Source document:
= = = = =
But like the sitcom, Stricker said she is also closing the tab on this chapter of her life. She and her business partner, Laurie Safton, have sold Hill’s Hallmark, closed the store last week and are planning to retire. A new Hallmark store is expected to open in July, Stricker said.

“Everybody has been so sad and so happy,” Stricker said of her customers, who came for their last visit from Park Ridge, Des Plaines, Edison Park, and beyond. “I just can’t believe it.”

Stricker said the store was the oldest Hallmark store in Illinois, dating from 1937, and she and Safton bought it from the owner 30 years ago. She said the store was named after the Hill brothers, two entrepreneurs in Park Ridge’s yesteryears who also operated a hobby shop on Main Street under the same name.

“Laurie and I were in the hotel business, and I said, ‘Do you want to open up a store?’ and she was very easygoing,” remembers Stricker. “I just thought it’d be so fun to have a Hallmark store because of everything they represent. It’s just like happy things and happy times and nice occasions,” she said.

Over her 30-year run in Park Ridge, Stricker said the store has had at least 100 employees. She said the busiest time she ever went through was the Beanie Babies mania, when customers flocked to purchase the small, limited-edition plush toys. “It was unbelievable because people would follow UPS trucks to try to get Beanie Babies. I mean, it was just like a craze,” Stricker said. She also said the ’90s saw a boom in customers asking for invitations for all sorts of events and personalized ornaments and gifts.
= = = = =
Provided information:
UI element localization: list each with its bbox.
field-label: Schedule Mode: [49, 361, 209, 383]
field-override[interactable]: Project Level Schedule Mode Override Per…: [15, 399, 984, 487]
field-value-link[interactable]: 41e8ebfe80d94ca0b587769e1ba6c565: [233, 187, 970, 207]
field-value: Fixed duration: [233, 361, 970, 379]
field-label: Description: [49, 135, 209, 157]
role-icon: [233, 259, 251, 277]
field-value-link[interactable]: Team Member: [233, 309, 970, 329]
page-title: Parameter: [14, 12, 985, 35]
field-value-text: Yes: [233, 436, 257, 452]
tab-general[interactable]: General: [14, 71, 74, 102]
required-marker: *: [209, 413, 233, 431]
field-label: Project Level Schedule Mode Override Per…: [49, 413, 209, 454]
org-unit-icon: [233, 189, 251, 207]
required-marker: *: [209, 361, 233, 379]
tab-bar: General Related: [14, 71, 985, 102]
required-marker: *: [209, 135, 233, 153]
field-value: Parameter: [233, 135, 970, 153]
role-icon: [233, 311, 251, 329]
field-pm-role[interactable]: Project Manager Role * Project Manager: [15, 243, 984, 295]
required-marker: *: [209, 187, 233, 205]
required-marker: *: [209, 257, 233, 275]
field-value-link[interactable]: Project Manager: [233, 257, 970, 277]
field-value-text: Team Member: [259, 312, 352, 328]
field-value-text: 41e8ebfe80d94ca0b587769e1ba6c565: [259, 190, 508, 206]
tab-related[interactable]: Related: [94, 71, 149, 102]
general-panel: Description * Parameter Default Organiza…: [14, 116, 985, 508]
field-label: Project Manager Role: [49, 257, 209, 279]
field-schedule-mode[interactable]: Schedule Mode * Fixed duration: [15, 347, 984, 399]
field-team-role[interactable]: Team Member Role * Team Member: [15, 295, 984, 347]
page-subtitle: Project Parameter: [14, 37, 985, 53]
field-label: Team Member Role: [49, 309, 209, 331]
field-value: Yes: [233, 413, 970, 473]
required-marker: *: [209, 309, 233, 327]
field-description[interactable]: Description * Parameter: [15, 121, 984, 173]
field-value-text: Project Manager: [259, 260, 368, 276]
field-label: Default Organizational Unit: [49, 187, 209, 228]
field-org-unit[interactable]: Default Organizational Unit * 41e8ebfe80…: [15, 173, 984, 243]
= = = = =
Problem statement:
Continue the article about the closing of Hill's Hallmark in Park Ridge, starting right after its last sentence.

Answer box:
Stricker said the business started to decline after the COVID-19 pandemic’s lockdown. “You don’t have to go out to a store. You can go on Amazon, you can go to Target.com. You can get all the clothes (and things) you want.”

Stricker said the reason the business was able to survive for so long in a market where greeting cards are sold in big box stores and many other places was because of its loyal customer base. “Even though business has changed, there’s so many people that still want to support this small business in Park Ridge. And it’s also nice because it’s a (walkable) town.”

“I can’t imagine being in a strip mall. I can’t imagine what that would be like,” Stricker said. “I mean we just have people going to dinner, (and then) come into the store, (they’ll be) going to the library and coming into the store, going to lunch with their girlfriends (and then) come in the store. So we’re very lucky that way that it brings lots of traffic.”

When asked for her immediate retirement plans, Stricker said she would sleep, read a book, pray and try to avoid cicadas.